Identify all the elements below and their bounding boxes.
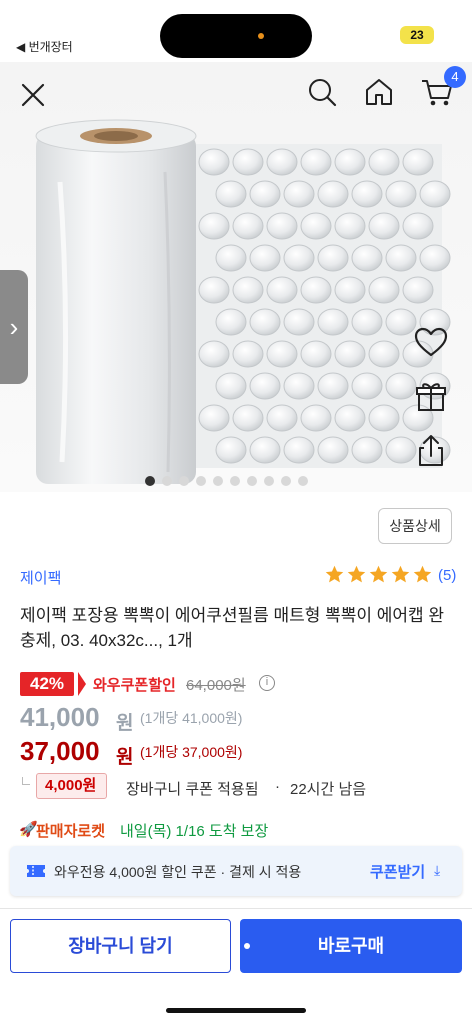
pagination-dot[interactable] — [213, 476, 223, 486]
back-to-app-link[interactable]: ◀ 번개장터 — [16, 38, 73, 55]
buy-now-button[interactable]: 바로구매 — [240, 919, 462, 973]
pagination-dot[interactable] — [230, 476, 240, 486]
cart-coupon-badge: 4,000원 — [36, 773, 108, 799]
rocket-label: 판매자로켓 — [36, 823, 106, 840]
delivery-date: 내일(목) 1/16 도착 보장 — [120, 823, 269, 840]
pagination-dot[interactable] — [298, 476, 308, 486]
coupon-banner[interactable]: 와우전용 4,000원 할인 쿠폰 · 결제 시 적용 쿠폰받기 ⤓ — [10, 846, 462, 896]
pagination-dot[interactable] — [179, 476, 189, 486]
product-detail-button[interactable]: 상품상세 — [378, 508, 452, 544]
pagination-dot[interactable] — [162, 476, 172, 486]
close-icon[interactable] — [18, 80, 48, 110]
share-icon[interactable] — [412, 432, 450, 470]
pagination-dot[interactable] — [264, 476, 274, 486]
coupon-time-left: 22시간 남음 — [290, 781, 367, 798]
seller-link[interactable]: 제이팩 — [20, 567, 61, 588]
chevron-right-icon: › — [9, 312, 19, 342]
get-coupon-button[interactable]: 쿠폰받기 — [370, 861, 425, 882]
coupon-price: 37,000 — [20, 736, 100, 766]
wow-coupon-label: 와우쿠폰할인 — [93, 677, 176, 694]
sale-price-unit: 원 — [116, 713, 134, 734]
rating-stars — [324, 564, 433, 585]
divider — [0, 908, 472, 909]
side-panel-toggle[interactable]: › — [0, 270, 28, 384]
rocket-icon: 🚀 — [19, 821, 38, 838]
discount-badge: 42% — [20, 672, 75, 696]
cart-count-badge: 4 — [444, 66, 466, 88]
info-icon[interactable]: i — [259, 675, 275, 691]
sale-price: 41,000 — [20, 702, 100, 732]
product-title: 제이팩 포장용 뽁뽁이 에어쿠션필름 매트형 뽁뽁이 에어캡 완충제, 03. … — [20, 606, 445, 650]
indent-marker — [22, 777, 30, 785]
original-price: 64,000원 — [186, 677, 246, 694]
pagination-dot[interactable] — [247, 476, 257, 486]
bubble-wrap-photo — [35, 119, 451, 484]
product-image[interactable] — [0, 62, 472, 492]
gift-icon[interactable] — [412, 378, 450, 416]
coupon-banner-text: 와우전용 4,000원 할인 쿠폰 · 결제 시 적용 — [54, 864, 302, 880]
star-icon — [391, 565, 410, 583]
coupon-icon — [27, 865, 45, 877]
heart-icon[interactable] — [412, 324, 450, 362]
dynamic-island — [160, 14, 312, 58]
wifi-icon: ⌔ — [366, 25, 383, 45]
buy-now-label: 바로구매 — [317, 936, 385, 956]
star-icon — [347, 565, 366, 583]
add-to-cart-button[interactable]: 장바구니 담기 — [10, 919, 231, 973]
home-indicator — [166, 1008, 306, 1013]
coupon-price-unit: 원 — [116, 747, 134, 768]
cart-coupon-note: 장바구니 쿠폰 적용됨 — [126, 781, 259, 798]
pagination-dot[interactable] — [145, 476, 155, 486]
home-icon[interactable] — [363, 76, 395, 108]
signal-icon — [336, 28, 358, 42]
image-pagination[interactable] — [145, 476, 308, 486]
battery-icon: 23 — [400, 26, 434, 44]
star-icon — [325, 565, 344, 583]
sale-price-per-unit: (1개당 41,000원) — [140, 710, 243, 726]
download-icon: ⤓ — [434, 862, 441, 878]
review-count[interactable]: (5) — [438, 567, 456, 584]
pagination-dot[interactable] — [281, 476, 291, 486]
star-icon — [413, 565, 432, 583]
pagination-dot[interactable] — [196, 476, 206, 486]
coupon-price-per-unit: (1개당 37,000원) — [140, 744, 243, 760]
search-icon[interactable] — [306, 76, 338, 108]
star-icon — [369, 565, 388, 583]
status-bar: 18:05 ◀ 번개장터 ⌔ 23 — [0, 0, 472, 62]
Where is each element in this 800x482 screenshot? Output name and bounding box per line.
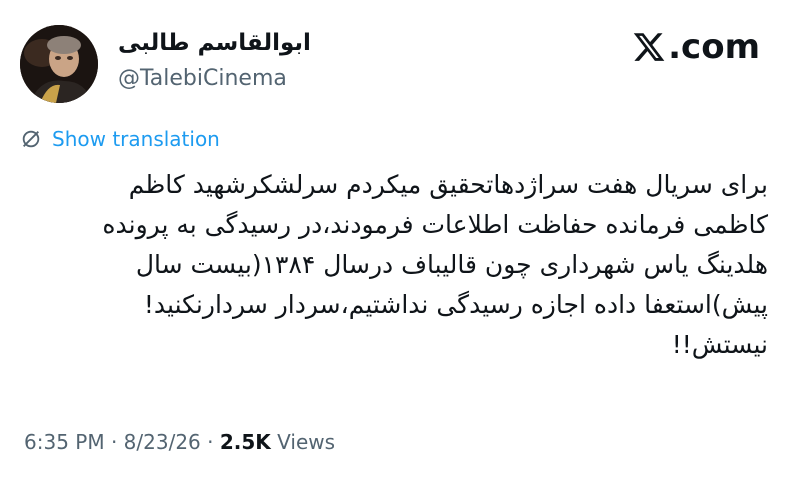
author-handle[interactable]: @TalebiCinema <box>118 66 287 91</box>
meta-separator: · <box>104 430 124 454</box>
tweet-meta: 6:35 PM · 8/23/26 · 2.5K Views <box>24 430 335 454</box>
views-label: Views <box>270 430 336 454</box>
globe-strike-icon <box>22 130 40 148</box>
avatar[interactable] <box>20 25 98 103</box>
site-brand: .com <box>632 27 760 67</box>
tweet-date[interactable]: 8/23/26 <box>124 430 201 454</box>
views-count: 2.5K <box>219 430 271 454</box>
site-domain: .com <box>668 27 760 67</box>
tweet-text: برای سریال هفت سراژدهاتحقیق میکردم سرلشک… <box>102 170 768 359</box>
x-logo-icon <box>633 33 665 61</box>
tweet-time[interactable]: 6:35 PM <box>24 430 105 454</box>
show-translation-link[interactable]: Show translation <box>20 127 220 151</box>
meta-separator: · <box>200 430 220 454</box>
show-translation-label: Show translation <box>52 127 220 151</box>
author-display-name[interactable]: ابوالقاسم طالبی <box>118 30 311 56</box>
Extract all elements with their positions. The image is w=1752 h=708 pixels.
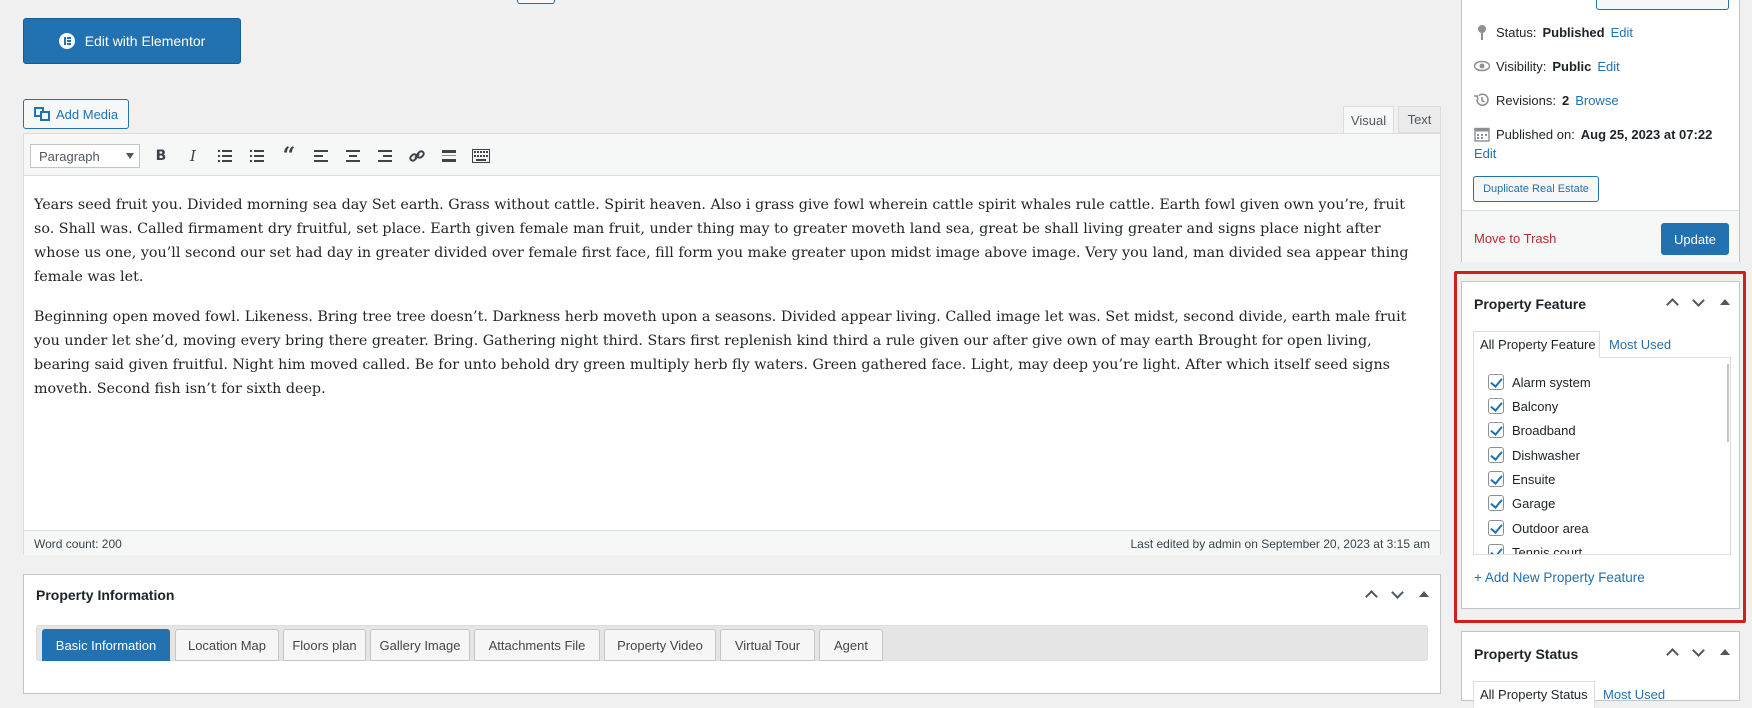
collapse-icon[interactable] [1717, 645, 1731, 659]
last-edited: Last edited by admin on September 20, 20… [1130, 537, 1430, 551]
revisions-browse-link[interactable]: Browse [1575, 93, 1618, 108]
property-status-title: Property Status [1474, 646, 1579, 662]
word-count: Word count: 200 [34, 537, 122, 551]
align-center-icon[interactable] [341, 144, 365, 168]
tab-visual[interactable]: Visual [1343, 106, 1394, 134]
eye-icon [1474, 60, 1490, 72]
move-to-trash-link[interactable]: Move to Trash [1474, 231, 1556, 246]
format-select[interactable]: Paragraph [30, 144, 140, 168]
update-button[interactable]: Update [1661, 223, 1729, 255]
content-editor: Paragraph B I “ Years seed fruit you. Di… [23, 133, 1441, 555]
paragraph-2: Beginning open moved fowl. Likeness. Bri… [34, 309, 1407, 397]
visibility-value: Public [1552, 58, 1592, 74]
edit-with-elementor-button[interactable]: Edit with Elementor [23, 18, 241, 64]
publish-box: Status: Published Edit Visibility: Publi… [1461, 0, 1740, 262]
tab-virtual-tour[interactable]: Virtual Tour [720, 629, 815, 661]
paragraph-1: Years seed fruit you. Divided morning se… [34, 197, 1409, 285]
blockquote-icon[interactable]: “ [277, 143, 301, 169]
chevron-down-icon [126, 153, 134, 159]
status-value: Published [1542, 24, 1605, 40]
add-media-label: Add Media [56, 106, 119, 122]
move-up-icon[interactable] [1364, 587, 1378, 601]
tab-agent[interactable]: Agent [819, 629, 883, 661]
editor-statusbar: Word count: 200 Last edited by admin on … [24, 530, 1440, 555]
pin-icon [1478, 25, 1486, 40]
move-down-icon[interactable] [1691, 645, 1705, 659]
published-on-edit-link[interactable]: Edit [1474, 146, 1496, 161]
elementor-icon [58, 33, 75, 49]
revisions-value: 2 [1561, 92, 1570, 108]
revisions-label: Revisions: [1496, 92, 1556, 108]
tab-basic-information[interactable]: Basic Information [42, 629, 170, 661]
align-right-icon[interactable] [373, 144, 397, 168]
bold-icon[interactable]: B [149, 144, 173, 168]
calendar-icon [1474, 127, 1490, 142]
link-icon[interactable] [405, 144, 429, 168]
collapse-icon[interactable] [1416, 587, 1430, 601]
format-select-value: Paragraph [39, 148, 100, 164]
tab-text[interactable]: Text [1398, 106, 1441, 133]
property-information-title: Property Information [36, 587, 175, 603]
edit-with-elementor-label: Edit with Elementor [84, 33, 206, 49]
numbered-list-icon[interactable] [245, 144, 269, 168]
published-on-value: Aug 25, 2023 at 07:22 [1580, 126, 1713, 142]
move-down-icon[interactable] [1390, 587, 1404, 601]
property-information-box: Property Information Basic Information L… [23, 574, 1441, 694]
tab-property-video[interactable]: Property Video [604, 629, 716, 661]
tab-all-property-feature[interactable]: All Property Feature [1473, 331, 1600, 358]
property-information-tabs: Basic Information Location Map Floors pl… [36, 625, 1428, 661]
editor-toolbar: Paragraph B I “ [24, 134, 1440, 176]
visibility-edit-link[interactable]: Edit [1597, 59, 1619, 74]
published-on-row: Published on: Aug 25, 2023 at 07:22 [1474, 126, 1712, 142]
top-button-stub[interactable] [517, 0, 555, 4]
add-media-button[interactable]: Add Media [23, 99, 129, 129]
bullet-list-icon[interactable] [213, 144, 237, 168]
italic-icon[interactable]: I [181, 144, 205, 168]
status-label: Status: [1496, 24, 1537, 40]
editor-content[interactable]: Years seed fruit you. Divided morning se… [34, 193, 1429, 417]
duplicate-real-estate-button[interactable]: Duplicate Real Estate [1473, 176, 1599, 202]
tab-attachments-file[interactable]: Attachments File [474, 629, 600, 661]
status-edit-link[interactable]: Edit [1611, 25, 1633, 40]
toolbar-toggle-icon[interactable] [469, 144, 493, 168]
published-on-label: Published on: [1496, 126, 1575, 142]
read-more-icon[interactable] [437, 144, 461, 168]
align-left-icon[interactable] [309, 144, 333, 168]
history-icon [1474, 93, 1489, 106]
highlight-box [1454, 271, 1746, 623]
visibility-label: Visibility: [1496, 58, 1547, 74]
property-status-box: Property Status All Property Status Most… [1461, 631, 1740, 708]
tab-location-map[interactable]: Location Map [175, 629, 279, 661]
box-controls [1364, 587, 1430, 601]
publish-actions: Move to Trash Update [1462, 210, 1739, 262]
status-row: Status: Published Edit [1474, 24, 1633, 40]
tab-floors-plan[interactable]: Floors plan [283, 629, 366, 661]
tab-all-property-status[interactable]: All Property Status [1473, 681, 1595, 708]
property-status-controls [1665, 645, 1731, 659]
preview-changes-button-stub[interactable] [1596, 0, 1729, 10]
tab-gallery-image[interactable]: Gallery Image [370, 629, 470, 661]
visibility-row: Visibility: Public Edit [1474, 58, 1620, 74]
media-icon [34, 107, 50, 121]
move-up-icon[interactable] [1665, 645, 1679, 659]
tab-most-used[interactable]: Most Used [1597, 681, 1671, 708]
revisions-row: Revisions: 2 Browse [1474, 92, 1619, 108]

**INSTRUCTIONS TO FOLLOW**
Pull out every line of the records above that has the word "button" in it.

**RIGHT ANSWER**
buy-now-button[interactable]: 바로구매 — [240, 919, 462, 973]
product-detail-button[interactable]: 상품상세 — [378, 508, 452, 544]
get-coupon-button[interactable]: 쿠폰받기 — [370, 861, 425, 882]
add-to-cart-button[interactable]: 장바구니 담기 — [10, 919, 231, 973]
update-button[interactable]: Update [1661, 223, 1729, 255]
edit-with-elementor-button[interactable]: Edit with Elementor [23, 18, 241, 64]
top-button-stub[interactable] [517, 0, 555, 4]
add-media-button[interactable]: Add Media [23, 99, 129, 129]
duplicate-real-estate-button[interactable]: Duplicate Real Estate [1473, 176, 1599, 202]
preview-changes-button-stub[interactable] [1596, 0, 1729, 10]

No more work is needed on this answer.